SHORT EXERCISE: Your answer should be a single number: the count of lines holding the word "cuando".

(Rows from a dataset)
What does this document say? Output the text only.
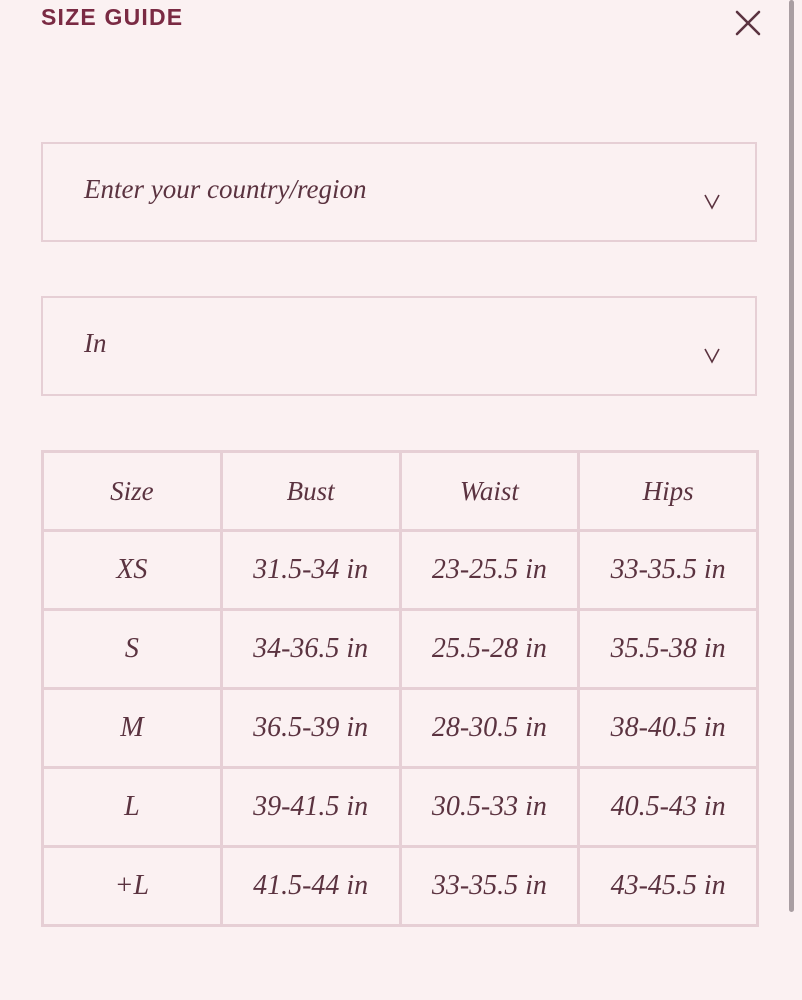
SIZE GUIDE
Enter your country/region
In
Size	Bust	Waist	Hips
XS	31.5-34 in	23-25.5 in	33-35.5 in
S	34-36.5 in	25.5-28 in	35.5-38 in
M	36.5-39 in	28-30.5 in	38-40.5 in
L	39-41.5 in	30.5-33 in	40.5-43 in
+L	41.5-44 in	33-35.5 in	43-45.5 in
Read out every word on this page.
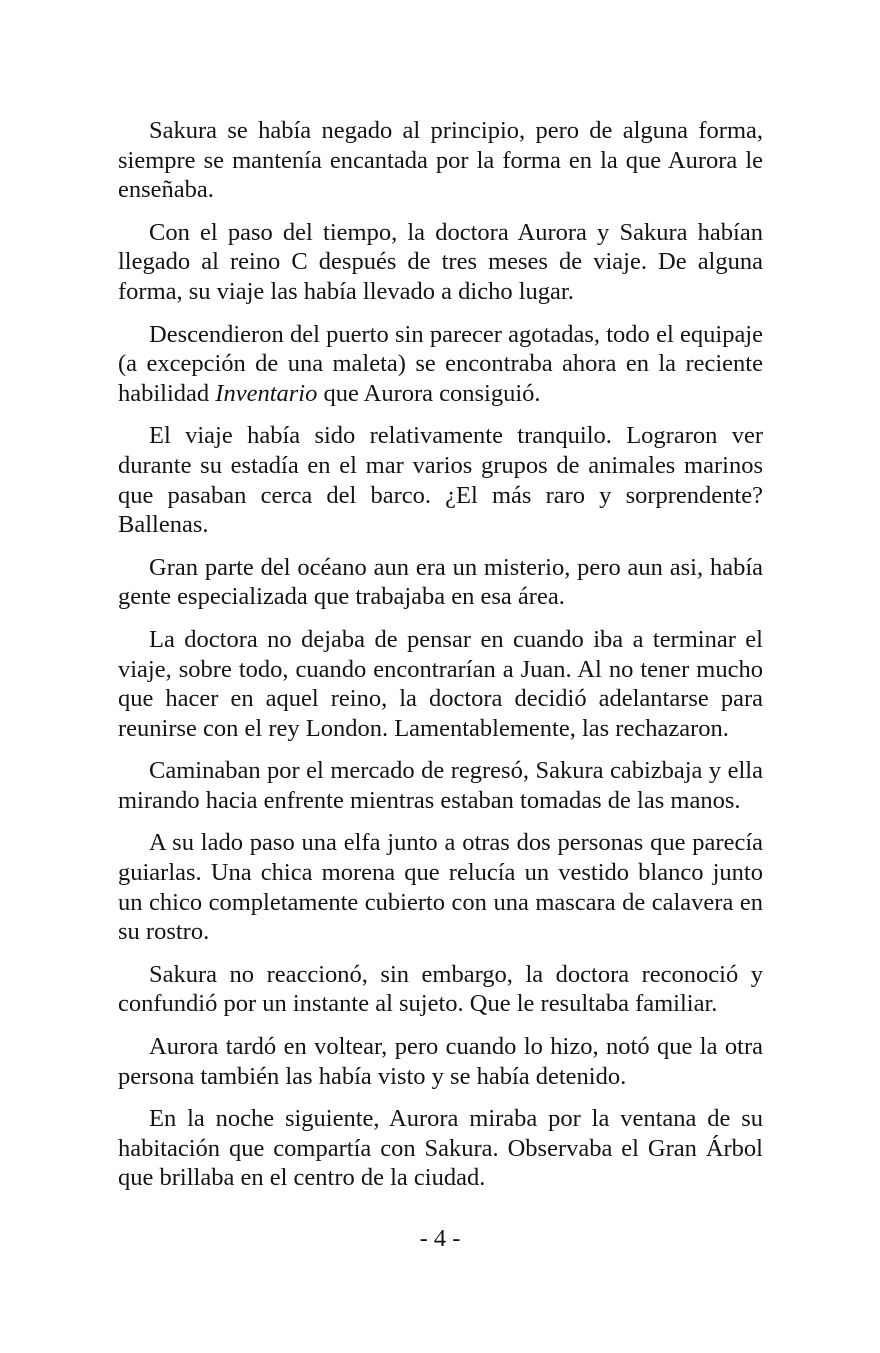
Sakura se había negado al principio, pero de alguna forma, siempre se mantenía encantada por la forma en la que Aurora le enseñaba.

Con el paso del tiempo, la doctora Aurora y Sakura habían llegado al reino C después de tres meses de viaje. De alguna forma, su viaje las había llevado a dicho lugar.

Descendieron del puerto sin parecer agotadas, todo el equipaje (a excepción de una maleta) se encontraba ahora en la reciente habilidad Inventario que Aurora consiguió.

El viaje había sido relativamente tranquilo. Lograron ver durante su estadía en el mar varios grupos de animales marinos que pasaban cerca del barco. ¿El más raro y sorprendente? Ballenas.

Gran parte del océano aun era un misterio, pero aun asi, había gente especializada que trabajaba en esa área.

La doctora no dejaba de pensar en cuando iba a terminar el viaje, sobre todo, cuando encontrarían a Juan. Al no tener mucho que hacer en aquel reino, la doctora decidió adelantarse para reunirse con el rey London. Lamentablemente, las rechazaron.

Caminaban por el mercado de regresó, Sakura cabizbaja y ella mirando hacia enfrente mientras estaban tomadas de las manos.

A su lado paso una elfa junto a otras dos personas que parecía guiarlas. Una chica morena que relucía un vestido blanco junto un chico completamente cubierto con una mascara de calavera en su rostro.

Sakura no reaccionó, sin embargo, la doctora reconoció y confundió por un instante al sujeto. Que le resultaba familiar.

Aurora tardó en voltear, pero cuando lo hizo, notó que la otra persona también las había visto y se había detenido.

En la noche siguiente, Aurora miraba por la ventana de su habitación que compartía con Sakura. Observaba el Gran Árbol que brillaba en el centro de la ciudad.

- 4 -
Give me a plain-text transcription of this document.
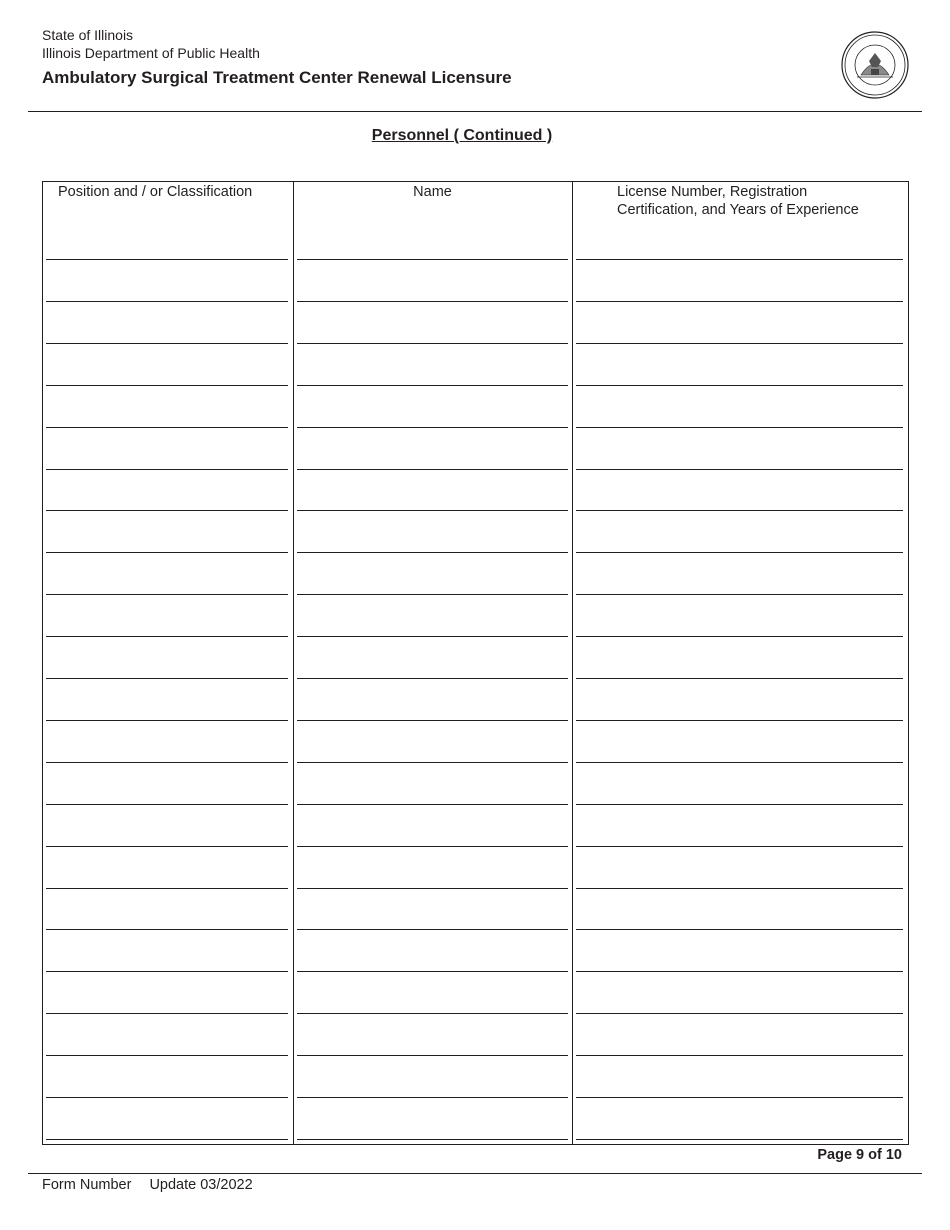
State of Illinois
Illinois Department of Public Health
Ambulatory Surgical Treatment Center Renewal Licensure
Personnel ( Continued )
Position and / or Classification	Name	License Number, Registration
Certification, and Years of Experience
Page 9 of 10
Form Number Update 03/2022
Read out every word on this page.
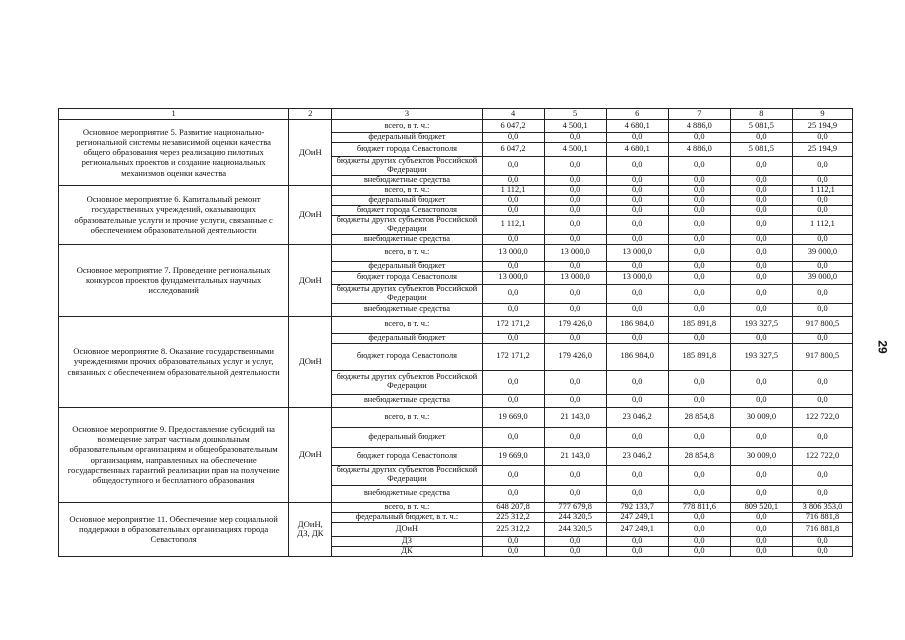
1	2	3	4	5	6	7	8	9
Основное мероприятие 5. Развитие национально-региональной системы независимой оценки качества общего образования через реализацию пилотных региональных проектов и создание национальных механизмов оценки качества	ДОиН	всего, в т. ч.:	6 047,2	4 500,1	4 680,1	4 886,0	5 081,5	25 194,9
		федеральный бюджет	0,0	0,0	0,0	0,0	0,0	0,0
		бюджет города Севастополя	6 047,2	4 500,1	4 680,1	4 886,0	5 081,5	25 194,9
		бюджеты других субъектов Российской Федерации	0,0	0,0	0,0	0,0	0,0	0,0
		внебюджетные средства	0,0	0,0	0,0	0,0	0,0	0,0
Основное мероприятие 6. Капитальный ремонт государственных учреждений, оказывающих образовательные услуги и прочие услуги, связанные с обеспечением образовательной деятельности	ДОиН	всего, в т. ч.:	1 112,1	0,0	0,0	0,0	0,0	1 112,1
		федеральный бюджет	0,0	0,0	0,0	0,0	0,0	0,0
		бюджет города Севастополя	0,0	0,0	0,0	0,0	0,0	0,0
		бюджеты других субъектов Российской Федерации	1 112,1	0,0	0,0	0,0	0,0	1 112,1
		внебюджетные средства	0,0	0,0	0,0	0,0	0,0	0,0
Основное мероприятие 7. Проведение региональных конкурсов проектов фундаментальных научных исследований	ДОиН	всего, в т. ч.:	13 000,0	13 000,0	13 000,0	0,0	0,0	39 000,0
		федеральный бюджет	0,0	0,0	0,0	0,0	0,0	0,0
		бюджет города Севастополя	13 000,0	13 000,0	13 000,0	0,0	0,0	39 000,0
		бюджеты других субъектов Российской Федерации	0,0	0,0	0,0	0,0	0,0	0,0
		внебюджетные средства	0,0	0,0	0,0	0,0	0,0	0,0
Основное мероприятие 8. Оказание государственными учреждениями прочих образовательных услуг и услуг, связанных с обеспечением образовательной деятельности	ДОиН	всего, в т. ч.:	172 171,2	179 426,0	186 984,0	185 891,8	193 327,5	917 800,5
		федеральный бюджет	0,0	0,0	0,0	0,0	0,0	0,0
		бюджет города Севастополя	172 171,2	179 426,0	186 984,0	185 891,8	193 327,5	917 800,5
		бюджеты других субъектов Российской Федерации	0,0	0,0	0,0	0,0	0,0	0,0
		внебюджетные средства	0,0	0,0	0,0	0,0	0,0	0,0
Основное мероприятие 9. Предоставление субсидий на возмещение затрат частным дошкольным образовательным организациям и общеобразовательным организациям, направленных на обеспечение государственных гарантий реализации прав на получение общедоступного и бесплатного образования	ДОиН	всего, в т. ч.:	19 669,0	21 143,0	23 046,2	28 854,8	30 009,0	122 722,0
		федеральный бюджет	0,0	0,0	0,0	0,0	0,0	0,0
		бюджет города Севастополя	19 669,0	21 143,0	23 046,2	28 854,8	30 009,0	122 722,0
		бюджеты других субъектов Российской Федерации	0,0	0,0	0,0	0,0	0,0	0,0
		внебюджетные средства	0,0	0,0	0,0	0,0	0,0	0,0
Основное мероприятие 11. Обеспечение мер социальной поддержки в образовательных организациях города Севастополя	ДОиН, ДЗ, ДК	всего, в т. ч.:	648 207,8	777 679,8	792 133,7	778 811,6	809 520,1	3 806 353,0
		федеральный бюджет, в т. ч.:	225 312,2	244 320,5	247 249,1	0,0	0,0	716 881,8
		ДОиН	225 312,2	244 320,5	247 249,1	0,0	0,0	716 881,8
		ДЗ	0,0	0,0	0,0	0,0	0,0	0,0
		ДК	0,0	0,0	0,0	0,0	0,0	0,0
29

REPLY: 2